-- MATERIAL SHOWN --
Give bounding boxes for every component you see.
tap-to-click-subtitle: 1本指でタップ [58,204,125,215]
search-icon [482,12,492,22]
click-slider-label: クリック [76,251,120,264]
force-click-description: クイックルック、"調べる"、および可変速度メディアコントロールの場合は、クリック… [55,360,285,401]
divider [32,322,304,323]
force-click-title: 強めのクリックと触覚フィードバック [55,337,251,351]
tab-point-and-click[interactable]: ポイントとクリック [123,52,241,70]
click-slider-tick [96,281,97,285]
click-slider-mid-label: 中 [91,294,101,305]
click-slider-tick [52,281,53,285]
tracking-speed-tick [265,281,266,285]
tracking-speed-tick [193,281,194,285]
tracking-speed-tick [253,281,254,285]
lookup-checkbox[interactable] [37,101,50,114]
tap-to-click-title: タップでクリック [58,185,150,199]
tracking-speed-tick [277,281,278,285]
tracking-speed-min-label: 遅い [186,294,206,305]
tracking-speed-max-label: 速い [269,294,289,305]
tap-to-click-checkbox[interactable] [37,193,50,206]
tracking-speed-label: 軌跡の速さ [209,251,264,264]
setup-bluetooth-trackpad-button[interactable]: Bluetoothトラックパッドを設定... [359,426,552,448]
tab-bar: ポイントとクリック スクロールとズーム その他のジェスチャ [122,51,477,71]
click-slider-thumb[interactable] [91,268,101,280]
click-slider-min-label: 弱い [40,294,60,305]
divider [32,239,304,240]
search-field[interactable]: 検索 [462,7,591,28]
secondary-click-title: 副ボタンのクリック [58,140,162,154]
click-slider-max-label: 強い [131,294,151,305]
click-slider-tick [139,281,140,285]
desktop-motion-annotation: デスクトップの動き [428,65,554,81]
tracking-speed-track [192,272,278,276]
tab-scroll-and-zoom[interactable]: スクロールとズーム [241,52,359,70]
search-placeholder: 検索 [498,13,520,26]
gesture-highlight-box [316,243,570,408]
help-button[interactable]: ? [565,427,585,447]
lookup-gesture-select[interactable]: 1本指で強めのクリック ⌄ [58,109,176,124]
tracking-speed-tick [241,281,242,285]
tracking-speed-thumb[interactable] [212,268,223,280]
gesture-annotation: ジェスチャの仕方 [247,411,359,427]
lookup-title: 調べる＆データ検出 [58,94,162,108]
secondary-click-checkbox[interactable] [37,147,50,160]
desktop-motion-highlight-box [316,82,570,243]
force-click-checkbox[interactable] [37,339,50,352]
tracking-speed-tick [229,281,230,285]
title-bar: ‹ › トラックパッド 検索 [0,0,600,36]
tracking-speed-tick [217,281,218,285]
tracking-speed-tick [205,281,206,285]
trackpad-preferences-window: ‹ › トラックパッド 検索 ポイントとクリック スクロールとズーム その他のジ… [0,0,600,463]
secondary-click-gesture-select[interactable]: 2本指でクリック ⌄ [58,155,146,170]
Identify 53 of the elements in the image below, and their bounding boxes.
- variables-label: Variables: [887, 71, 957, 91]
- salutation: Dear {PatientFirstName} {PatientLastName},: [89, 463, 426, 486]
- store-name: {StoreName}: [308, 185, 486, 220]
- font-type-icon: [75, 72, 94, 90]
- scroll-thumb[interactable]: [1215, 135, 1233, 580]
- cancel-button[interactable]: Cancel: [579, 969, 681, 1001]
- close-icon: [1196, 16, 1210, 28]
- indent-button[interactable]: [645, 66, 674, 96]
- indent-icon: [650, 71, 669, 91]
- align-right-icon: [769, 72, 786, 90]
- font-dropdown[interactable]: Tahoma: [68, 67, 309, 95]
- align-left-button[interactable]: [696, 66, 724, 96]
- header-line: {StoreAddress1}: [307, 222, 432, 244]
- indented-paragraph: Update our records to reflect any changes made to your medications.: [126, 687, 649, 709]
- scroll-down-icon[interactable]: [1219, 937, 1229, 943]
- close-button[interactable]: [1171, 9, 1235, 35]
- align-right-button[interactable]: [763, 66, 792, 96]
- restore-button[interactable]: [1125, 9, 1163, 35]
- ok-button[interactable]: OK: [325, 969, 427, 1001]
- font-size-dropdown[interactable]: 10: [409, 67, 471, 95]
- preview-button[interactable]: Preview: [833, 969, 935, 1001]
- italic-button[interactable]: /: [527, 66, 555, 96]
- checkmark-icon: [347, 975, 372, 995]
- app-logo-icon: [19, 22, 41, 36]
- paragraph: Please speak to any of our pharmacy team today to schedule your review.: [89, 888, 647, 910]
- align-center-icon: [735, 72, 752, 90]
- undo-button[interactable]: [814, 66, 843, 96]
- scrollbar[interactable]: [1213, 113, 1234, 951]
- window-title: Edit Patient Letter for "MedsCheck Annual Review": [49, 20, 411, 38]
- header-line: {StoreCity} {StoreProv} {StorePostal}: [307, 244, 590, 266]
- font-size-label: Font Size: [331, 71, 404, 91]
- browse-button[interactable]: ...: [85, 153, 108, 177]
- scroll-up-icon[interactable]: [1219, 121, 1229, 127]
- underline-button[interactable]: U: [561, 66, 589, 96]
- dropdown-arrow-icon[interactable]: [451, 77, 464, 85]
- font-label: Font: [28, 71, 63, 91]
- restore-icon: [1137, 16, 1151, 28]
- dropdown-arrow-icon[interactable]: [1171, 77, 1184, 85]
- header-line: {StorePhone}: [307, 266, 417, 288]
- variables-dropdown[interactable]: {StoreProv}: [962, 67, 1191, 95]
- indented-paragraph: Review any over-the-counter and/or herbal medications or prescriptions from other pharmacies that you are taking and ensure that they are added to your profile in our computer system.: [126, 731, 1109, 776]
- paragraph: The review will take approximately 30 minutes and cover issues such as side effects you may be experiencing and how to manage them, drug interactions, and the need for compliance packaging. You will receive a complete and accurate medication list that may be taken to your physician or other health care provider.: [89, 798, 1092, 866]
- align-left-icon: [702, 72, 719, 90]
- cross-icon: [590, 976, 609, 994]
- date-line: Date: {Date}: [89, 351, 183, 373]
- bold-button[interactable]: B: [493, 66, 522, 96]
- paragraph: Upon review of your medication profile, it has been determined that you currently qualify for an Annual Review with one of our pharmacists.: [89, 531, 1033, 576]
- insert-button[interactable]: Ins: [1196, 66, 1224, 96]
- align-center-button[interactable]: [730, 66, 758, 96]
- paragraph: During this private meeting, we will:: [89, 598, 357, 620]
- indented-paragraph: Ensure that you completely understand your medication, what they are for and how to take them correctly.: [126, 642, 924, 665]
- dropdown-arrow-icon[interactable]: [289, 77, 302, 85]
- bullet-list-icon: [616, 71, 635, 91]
--
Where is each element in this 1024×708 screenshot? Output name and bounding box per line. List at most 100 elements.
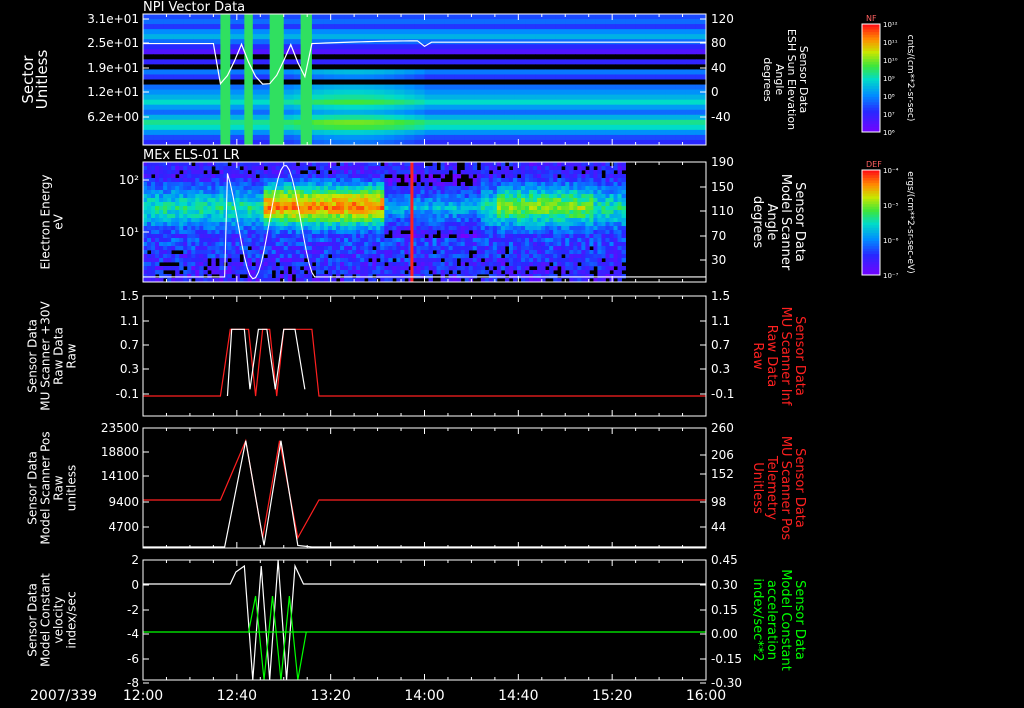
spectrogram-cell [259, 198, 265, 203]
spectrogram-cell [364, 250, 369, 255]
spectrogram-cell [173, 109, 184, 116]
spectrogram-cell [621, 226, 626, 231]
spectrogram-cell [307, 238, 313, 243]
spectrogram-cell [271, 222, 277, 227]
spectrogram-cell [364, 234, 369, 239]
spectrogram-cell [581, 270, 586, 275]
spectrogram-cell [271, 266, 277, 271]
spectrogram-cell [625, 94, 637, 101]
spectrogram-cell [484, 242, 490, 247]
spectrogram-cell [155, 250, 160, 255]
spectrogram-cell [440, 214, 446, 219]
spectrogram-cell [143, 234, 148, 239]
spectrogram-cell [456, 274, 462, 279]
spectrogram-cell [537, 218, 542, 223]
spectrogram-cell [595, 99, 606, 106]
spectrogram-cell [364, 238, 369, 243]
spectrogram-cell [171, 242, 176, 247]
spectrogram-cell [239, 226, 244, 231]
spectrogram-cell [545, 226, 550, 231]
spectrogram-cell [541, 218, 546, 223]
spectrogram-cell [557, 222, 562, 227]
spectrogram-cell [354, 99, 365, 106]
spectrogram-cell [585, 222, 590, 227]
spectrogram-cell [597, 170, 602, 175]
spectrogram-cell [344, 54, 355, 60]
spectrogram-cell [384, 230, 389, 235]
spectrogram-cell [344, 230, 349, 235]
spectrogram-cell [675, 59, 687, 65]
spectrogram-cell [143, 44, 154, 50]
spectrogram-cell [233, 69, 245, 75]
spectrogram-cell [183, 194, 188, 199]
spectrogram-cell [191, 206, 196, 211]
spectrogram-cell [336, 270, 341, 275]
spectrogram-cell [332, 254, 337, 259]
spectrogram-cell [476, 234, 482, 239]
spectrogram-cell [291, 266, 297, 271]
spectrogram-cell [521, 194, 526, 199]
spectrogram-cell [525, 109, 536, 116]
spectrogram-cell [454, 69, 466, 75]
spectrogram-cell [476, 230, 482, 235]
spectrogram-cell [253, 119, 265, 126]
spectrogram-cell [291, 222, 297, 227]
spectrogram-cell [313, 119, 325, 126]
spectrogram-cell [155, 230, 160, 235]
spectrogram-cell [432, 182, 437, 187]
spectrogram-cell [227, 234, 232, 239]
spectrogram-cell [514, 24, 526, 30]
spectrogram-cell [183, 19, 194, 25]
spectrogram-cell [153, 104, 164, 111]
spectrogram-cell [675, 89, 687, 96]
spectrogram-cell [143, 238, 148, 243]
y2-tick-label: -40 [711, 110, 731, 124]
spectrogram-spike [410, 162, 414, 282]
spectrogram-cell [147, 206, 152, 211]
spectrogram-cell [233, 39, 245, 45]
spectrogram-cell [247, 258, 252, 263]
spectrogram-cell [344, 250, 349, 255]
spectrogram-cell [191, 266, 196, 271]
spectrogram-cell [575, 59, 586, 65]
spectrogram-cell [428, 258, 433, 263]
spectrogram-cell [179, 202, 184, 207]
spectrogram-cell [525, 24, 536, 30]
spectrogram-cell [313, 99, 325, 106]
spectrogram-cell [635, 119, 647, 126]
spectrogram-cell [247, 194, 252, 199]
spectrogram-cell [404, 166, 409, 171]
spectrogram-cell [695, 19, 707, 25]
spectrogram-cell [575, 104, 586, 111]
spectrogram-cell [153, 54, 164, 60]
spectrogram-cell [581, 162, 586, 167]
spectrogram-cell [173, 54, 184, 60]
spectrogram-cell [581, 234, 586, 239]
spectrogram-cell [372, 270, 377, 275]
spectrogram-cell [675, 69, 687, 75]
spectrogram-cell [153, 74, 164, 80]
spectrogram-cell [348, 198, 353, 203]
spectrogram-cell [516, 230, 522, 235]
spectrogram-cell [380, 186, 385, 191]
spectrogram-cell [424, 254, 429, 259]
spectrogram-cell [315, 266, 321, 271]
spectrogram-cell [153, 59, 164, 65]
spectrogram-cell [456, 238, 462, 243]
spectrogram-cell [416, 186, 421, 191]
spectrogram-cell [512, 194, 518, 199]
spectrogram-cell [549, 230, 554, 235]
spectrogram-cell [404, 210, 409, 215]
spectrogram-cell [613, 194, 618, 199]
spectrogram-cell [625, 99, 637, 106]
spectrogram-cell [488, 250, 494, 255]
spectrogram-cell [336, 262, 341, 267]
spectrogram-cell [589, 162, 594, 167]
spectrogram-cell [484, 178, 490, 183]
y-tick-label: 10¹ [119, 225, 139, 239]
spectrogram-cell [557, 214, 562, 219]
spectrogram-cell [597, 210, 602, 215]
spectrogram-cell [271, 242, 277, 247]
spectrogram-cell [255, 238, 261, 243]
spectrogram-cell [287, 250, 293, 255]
---
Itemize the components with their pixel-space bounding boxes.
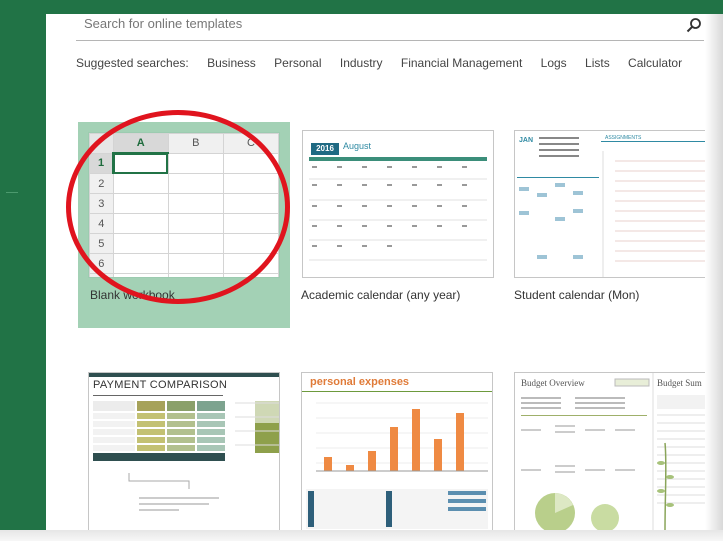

-- TASK BRIEF --
Lay out the listing above, starting at the line containing "Give bounding boxes" and ending at the line containing "click-slider-min-label: 弱い [40,294,60,305]", as a two-column CSV with the columns input and output. Give one row per input-output pair, with each field in quotation marks and line breaks replaced by spaces.

-- FINISHED EXERCISE --
input,output
"Give bounding boxes for every component you see.","tap-to-click-subtitle: 1本指でタップ [58,204,125,215] search-icon [482,12,492,22] click-slider-label: クリック [76,251,120,264] force-click-description: クイックルック、""調べる""、および可変速度メディアコントロールの場合は、クリック… [55,360,285,401] divider [32,322,304,323] force-click-title: 強めのクリックと触覚フィードバック [55,337,251,351] tab-point-and-click[interactable]: ポイントとクリック [123,52,241,70] click-slider-tick [96,281,97,285] click-slider-mid-label: 中 [91,294,101,305] click-slider-tick [52,281,53,285] tracking-speed-tick [265,281,266,285] tracking-speed-tick [193,281,194,285] tracking-speed-tick [253,281,254,285] lookup-checkbox[interactable] [37,101,50,114] tap-to-click-title: タップでクリック [58,185,150,199] tracking-speed-tick [277,281,278,285] tracking-speed-min-label: 遅い [186,294,206,305] tracking-speed-max-label: 速い [269,294,289,305] tap-to-click-checkbox[interactable] [37,193,50,206] tracking-speed-label: 軌跡の速さ [209,251,264,264] setup-bluetooth-trackpad-button[interactable]: Bluetoothトラックパッドを設定... [359,426,552,448] tab-bar: ポイントとクリック スクロールとズーム その他のジェスチャ [122,51,477,71] click-slider-thumb[interactable] [91,268,101,280] click-slider-min-label: 弱い [40,294,60,305]"